■ **DESCRIPTION OF THE TASK**: For each line that holds "房屋管理", copy the line out.

··· PROVIDED INFORMATION ···

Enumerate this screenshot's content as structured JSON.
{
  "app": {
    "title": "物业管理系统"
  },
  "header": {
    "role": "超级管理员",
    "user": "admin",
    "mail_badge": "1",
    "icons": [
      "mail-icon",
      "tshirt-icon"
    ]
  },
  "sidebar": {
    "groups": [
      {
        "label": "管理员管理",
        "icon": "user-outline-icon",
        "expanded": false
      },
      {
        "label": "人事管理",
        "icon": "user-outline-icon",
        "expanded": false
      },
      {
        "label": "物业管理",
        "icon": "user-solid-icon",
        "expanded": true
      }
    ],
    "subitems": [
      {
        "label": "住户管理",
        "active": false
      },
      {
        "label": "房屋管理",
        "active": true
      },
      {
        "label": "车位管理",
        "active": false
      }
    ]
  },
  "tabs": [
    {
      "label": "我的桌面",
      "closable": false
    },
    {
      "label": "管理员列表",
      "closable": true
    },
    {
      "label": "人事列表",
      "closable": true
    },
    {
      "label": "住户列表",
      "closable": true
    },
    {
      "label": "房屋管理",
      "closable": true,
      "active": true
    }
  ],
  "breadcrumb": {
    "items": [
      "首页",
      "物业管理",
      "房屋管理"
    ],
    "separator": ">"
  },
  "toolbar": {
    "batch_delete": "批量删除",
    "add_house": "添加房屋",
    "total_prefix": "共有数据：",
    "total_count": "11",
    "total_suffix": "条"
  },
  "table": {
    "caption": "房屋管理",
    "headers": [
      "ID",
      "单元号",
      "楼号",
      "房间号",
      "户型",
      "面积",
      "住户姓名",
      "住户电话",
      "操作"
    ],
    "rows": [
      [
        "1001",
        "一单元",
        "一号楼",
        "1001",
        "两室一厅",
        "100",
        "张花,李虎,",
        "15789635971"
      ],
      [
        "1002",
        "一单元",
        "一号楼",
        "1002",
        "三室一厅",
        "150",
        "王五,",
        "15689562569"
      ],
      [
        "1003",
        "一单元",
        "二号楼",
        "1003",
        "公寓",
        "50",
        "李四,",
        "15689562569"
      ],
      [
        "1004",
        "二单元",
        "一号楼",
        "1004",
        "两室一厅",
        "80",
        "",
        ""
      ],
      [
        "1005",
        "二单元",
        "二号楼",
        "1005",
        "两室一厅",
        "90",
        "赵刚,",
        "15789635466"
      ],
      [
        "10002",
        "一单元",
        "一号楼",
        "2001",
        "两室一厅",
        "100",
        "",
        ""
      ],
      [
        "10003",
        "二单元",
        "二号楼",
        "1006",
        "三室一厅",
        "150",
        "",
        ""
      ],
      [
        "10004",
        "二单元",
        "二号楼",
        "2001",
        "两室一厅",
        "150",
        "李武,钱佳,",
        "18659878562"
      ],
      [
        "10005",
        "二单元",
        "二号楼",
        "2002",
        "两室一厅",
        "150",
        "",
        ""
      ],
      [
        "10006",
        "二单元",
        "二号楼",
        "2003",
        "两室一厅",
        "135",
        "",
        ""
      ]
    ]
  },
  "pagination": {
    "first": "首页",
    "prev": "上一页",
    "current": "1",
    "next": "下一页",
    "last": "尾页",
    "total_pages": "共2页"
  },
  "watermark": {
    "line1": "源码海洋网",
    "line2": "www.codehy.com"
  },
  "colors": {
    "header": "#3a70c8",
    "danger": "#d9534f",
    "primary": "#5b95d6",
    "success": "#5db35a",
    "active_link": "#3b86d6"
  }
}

···

■ **THE ANSWER**:
        "label": "房屋管理",
      "label": "房屋管理",
      "房屋管理"
    "caption": "房屋管理",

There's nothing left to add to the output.